Count every line of these entries that holds the word "Maret", and reply with the number only.

Dataset rows about figures
_ _ _ _ _ _ _
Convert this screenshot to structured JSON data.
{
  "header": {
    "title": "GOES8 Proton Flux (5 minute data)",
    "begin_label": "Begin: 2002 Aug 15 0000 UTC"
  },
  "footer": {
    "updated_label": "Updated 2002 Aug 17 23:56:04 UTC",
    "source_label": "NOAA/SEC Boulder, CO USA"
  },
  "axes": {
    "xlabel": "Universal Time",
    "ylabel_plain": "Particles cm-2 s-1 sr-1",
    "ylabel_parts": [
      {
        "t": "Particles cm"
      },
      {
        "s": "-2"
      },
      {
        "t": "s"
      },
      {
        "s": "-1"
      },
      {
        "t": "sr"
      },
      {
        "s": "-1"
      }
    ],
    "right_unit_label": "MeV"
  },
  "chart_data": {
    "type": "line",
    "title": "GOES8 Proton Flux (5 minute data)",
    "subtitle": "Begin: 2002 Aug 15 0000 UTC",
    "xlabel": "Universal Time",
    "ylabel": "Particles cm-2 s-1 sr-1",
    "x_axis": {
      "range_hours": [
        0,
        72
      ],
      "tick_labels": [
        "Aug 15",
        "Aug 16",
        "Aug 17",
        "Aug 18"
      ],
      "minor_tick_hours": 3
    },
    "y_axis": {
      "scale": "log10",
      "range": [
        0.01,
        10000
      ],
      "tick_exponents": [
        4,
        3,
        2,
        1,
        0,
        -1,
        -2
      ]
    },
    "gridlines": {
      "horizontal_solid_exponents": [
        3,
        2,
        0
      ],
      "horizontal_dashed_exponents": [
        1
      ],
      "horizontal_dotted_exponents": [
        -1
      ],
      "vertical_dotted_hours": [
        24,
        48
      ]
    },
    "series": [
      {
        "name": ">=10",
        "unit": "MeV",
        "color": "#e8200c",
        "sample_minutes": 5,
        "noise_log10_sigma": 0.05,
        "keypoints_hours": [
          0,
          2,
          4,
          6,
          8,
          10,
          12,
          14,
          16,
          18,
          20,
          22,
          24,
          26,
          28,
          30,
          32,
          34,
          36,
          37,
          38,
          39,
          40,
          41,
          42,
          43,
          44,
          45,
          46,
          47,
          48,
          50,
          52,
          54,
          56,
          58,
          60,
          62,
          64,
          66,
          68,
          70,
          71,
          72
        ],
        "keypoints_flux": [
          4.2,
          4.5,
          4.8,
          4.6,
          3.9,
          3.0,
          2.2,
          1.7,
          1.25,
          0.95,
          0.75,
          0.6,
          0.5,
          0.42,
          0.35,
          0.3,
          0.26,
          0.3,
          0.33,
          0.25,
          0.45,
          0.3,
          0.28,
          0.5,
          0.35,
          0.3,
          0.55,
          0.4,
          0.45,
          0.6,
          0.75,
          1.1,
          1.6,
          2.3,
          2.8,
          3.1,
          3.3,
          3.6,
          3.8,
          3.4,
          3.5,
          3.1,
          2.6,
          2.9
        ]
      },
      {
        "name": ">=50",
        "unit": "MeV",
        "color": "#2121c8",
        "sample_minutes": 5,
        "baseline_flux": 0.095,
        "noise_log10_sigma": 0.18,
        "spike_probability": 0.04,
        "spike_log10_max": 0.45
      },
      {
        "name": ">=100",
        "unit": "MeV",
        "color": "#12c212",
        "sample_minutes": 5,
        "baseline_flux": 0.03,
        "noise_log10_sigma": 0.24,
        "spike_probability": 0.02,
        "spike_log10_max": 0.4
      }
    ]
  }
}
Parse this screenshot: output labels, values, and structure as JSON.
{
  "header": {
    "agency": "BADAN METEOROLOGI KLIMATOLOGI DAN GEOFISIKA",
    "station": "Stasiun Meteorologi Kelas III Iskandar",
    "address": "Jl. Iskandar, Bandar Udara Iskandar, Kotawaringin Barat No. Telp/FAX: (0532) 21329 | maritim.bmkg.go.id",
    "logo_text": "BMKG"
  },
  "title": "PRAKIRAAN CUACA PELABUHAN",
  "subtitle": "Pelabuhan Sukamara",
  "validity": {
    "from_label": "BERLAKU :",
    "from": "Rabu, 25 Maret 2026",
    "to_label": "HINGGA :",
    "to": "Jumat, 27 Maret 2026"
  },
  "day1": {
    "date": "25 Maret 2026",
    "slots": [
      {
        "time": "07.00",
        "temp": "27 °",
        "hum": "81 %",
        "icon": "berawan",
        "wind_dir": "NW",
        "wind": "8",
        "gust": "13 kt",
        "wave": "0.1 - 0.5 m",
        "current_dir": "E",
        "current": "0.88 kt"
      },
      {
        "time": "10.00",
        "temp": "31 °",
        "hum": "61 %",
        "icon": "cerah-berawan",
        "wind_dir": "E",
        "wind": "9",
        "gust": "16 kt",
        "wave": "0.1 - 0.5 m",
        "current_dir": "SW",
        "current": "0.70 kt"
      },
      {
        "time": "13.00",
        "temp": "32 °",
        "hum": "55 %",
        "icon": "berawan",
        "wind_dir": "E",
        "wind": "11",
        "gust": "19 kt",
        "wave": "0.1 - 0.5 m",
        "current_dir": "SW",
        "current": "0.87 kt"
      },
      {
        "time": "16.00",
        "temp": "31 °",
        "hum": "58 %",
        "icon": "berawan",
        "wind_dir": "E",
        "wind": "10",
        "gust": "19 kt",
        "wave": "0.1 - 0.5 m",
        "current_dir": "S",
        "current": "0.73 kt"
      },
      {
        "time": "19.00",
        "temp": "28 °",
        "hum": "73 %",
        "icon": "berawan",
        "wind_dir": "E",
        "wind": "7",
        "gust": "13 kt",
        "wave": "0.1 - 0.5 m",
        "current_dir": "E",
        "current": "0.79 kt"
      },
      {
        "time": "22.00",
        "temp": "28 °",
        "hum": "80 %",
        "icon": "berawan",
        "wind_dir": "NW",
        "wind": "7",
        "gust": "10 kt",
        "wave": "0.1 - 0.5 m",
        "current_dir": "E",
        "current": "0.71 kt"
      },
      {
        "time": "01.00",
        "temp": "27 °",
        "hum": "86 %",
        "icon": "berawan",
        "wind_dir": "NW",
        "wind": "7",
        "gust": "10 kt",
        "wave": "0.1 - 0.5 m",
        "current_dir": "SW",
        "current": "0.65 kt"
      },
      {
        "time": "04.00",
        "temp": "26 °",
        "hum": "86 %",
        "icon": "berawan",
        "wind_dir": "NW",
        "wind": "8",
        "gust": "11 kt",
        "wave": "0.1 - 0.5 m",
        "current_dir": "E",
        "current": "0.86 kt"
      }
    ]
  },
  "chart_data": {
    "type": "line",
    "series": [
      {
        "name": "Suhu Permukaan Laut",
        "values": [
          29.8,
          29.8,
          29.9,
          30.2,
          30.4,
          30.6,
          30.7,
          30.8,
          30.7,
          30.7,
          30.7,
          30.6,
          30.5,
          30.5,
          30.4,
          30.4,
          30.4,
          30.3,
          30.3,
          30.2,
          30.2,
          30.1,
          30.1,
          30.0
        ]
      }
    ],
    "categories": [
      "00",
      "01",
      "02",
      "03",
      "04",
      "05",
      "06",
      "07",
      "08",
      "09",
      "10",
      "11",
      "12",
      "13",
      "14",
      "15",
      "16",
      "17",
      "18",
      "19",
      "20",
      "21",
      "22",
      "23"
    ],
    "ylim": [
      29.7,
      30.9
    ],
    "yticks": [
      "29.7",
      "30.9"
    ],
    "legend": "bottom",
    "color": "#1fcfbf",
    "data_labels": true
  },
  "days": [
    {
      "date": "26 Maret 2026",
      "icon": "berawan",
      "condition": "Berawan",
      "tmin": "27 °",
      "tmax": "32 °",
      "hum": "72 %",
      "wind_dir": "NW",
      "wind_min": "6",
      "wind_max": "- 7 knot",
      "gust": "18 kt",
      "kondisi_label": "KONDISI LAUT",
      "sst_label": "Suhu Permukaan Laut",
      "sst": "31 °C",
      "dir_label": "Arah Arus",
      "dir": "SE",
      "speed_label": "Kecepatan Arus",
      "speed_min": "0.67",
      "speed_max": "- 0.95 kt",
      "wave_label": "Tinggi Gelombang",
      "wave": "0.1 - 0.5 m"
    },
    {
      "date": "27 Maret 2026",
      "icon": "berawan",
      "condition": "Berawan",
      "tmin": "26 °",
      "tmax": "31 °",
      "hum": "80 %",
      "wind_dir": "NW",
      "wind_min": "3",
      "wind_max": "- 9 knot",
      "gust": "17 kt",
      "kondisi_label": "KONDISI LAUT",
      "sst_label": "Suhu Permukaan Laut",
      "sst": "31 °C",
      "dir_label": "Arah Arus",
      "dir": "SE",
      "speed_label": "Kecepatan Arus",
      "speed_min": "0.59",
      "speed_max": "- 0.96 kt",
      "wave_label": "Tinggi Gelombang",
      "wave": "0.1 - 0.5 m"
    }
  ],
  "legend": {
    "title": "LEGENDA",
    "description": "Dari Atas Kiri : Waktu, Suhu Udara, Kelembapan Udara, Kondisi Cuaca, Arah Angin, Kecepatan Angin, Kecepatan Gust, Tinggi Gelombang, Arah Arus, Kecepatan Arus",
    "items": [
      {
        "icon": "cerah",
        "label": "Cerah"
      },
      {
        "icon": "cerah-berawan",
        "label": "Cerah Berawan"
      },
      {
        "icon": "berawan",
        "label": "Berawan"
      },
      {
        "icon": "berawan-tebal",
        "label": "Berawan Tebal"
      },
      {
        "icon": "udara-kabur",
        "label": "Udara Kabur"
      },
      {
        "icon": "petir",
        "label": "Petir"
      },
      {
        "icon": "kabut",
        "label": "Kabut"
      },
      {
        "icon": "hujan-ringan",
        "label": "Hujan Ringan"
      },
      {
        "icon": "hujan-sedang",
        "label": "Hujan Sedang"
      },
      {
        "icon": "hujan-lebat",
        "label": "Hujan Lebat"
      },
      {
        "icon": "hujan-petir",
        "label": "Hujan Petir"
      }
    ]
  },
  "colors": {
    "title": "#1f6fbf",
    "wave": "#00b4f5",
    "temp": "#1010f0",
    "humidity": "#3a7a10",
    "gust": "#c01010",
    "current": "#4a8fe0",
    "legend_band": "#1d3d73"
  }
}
_ _ _ _ _ _ _
» **Result**
5